• Page excerpt:
/---
In [None]:
import pandas as pd

# Add the parent directory of the 'utils' directory to the Python path
import sys
import os
sys.path.append(os.path.abspath(os.path.join(os.getcwd(), '..')))


import utils.utils as u

-------------------------------------------------------------------------------------------------------------------

# Assignation of blanks and unknowns

-------------------------------------------------------------------------------------------------------------------

#### Load dataset

In [None]:
dataset_DF = pd.read_json('../data_catastici/data_post-processing/pipeline_steps/catastici_1741_step1.json')

#### Select TODO entries and format

In [None]:
dataset_unresolved_DF = dataset_DF[dataset_DF['owner_code'] == 'TODO'].copy()
dataset_unresolved_DF.loc[:, 'owner_name'] = dataset_unresolved_DF['owner_name'].map(lambda x: u.text_to_minimal(x))
print("There are", len(dataset_unresolved_DF), "unresolved parcel entries.")

In [None]:
dataset_unresolved_DF.head()
\---
• Source material:
/---
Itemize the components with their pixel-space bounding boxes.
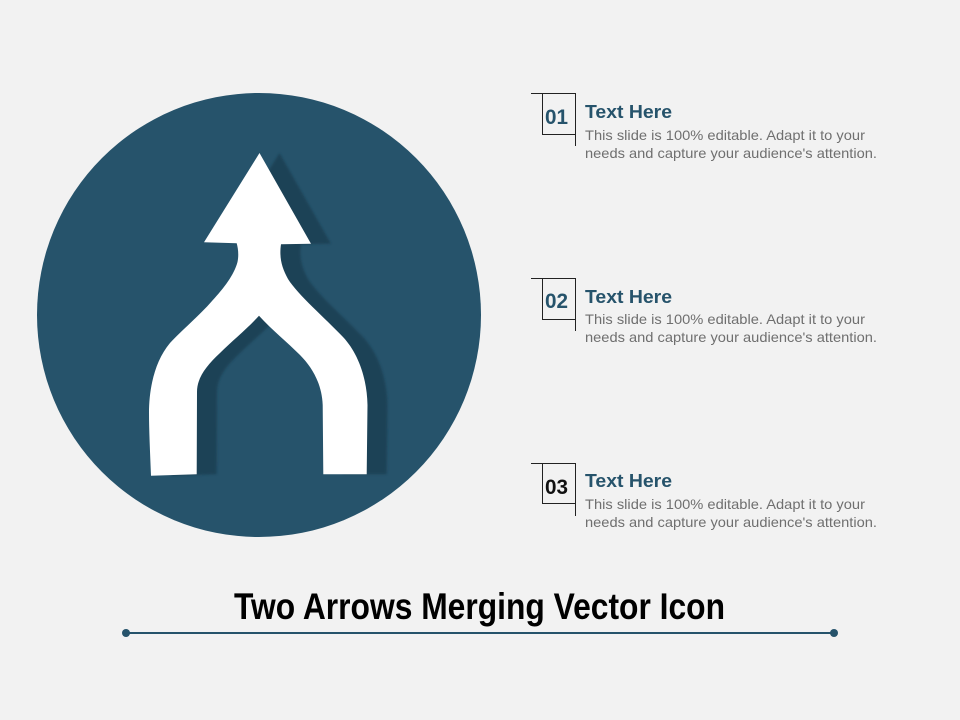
\---
• Tasks:
**A.** In the notebook excerpt, which value in the 'owner_code' column marks the entries selected as unresolved?
**B.** Reproduce the part of the notebook excerpt starting with "#### Load dataset" and going on through "dataset_DF[dataset_DF['owner_code'] == 'TODO'].copy()".

• Answers to the tasks:
**A.** TODO

**B.**
#### Load dataset

In [None]:
dataset_DF = pd.read_json('../data_catastici/data_post-processing/pipeline_steps/catastici_1741_step1.json')

#### Select TODO entries and format

In [None]:
dataset_unresolved_DF = dataset_DF[dataset_DF['owner_code'] == 'TODO'].copy()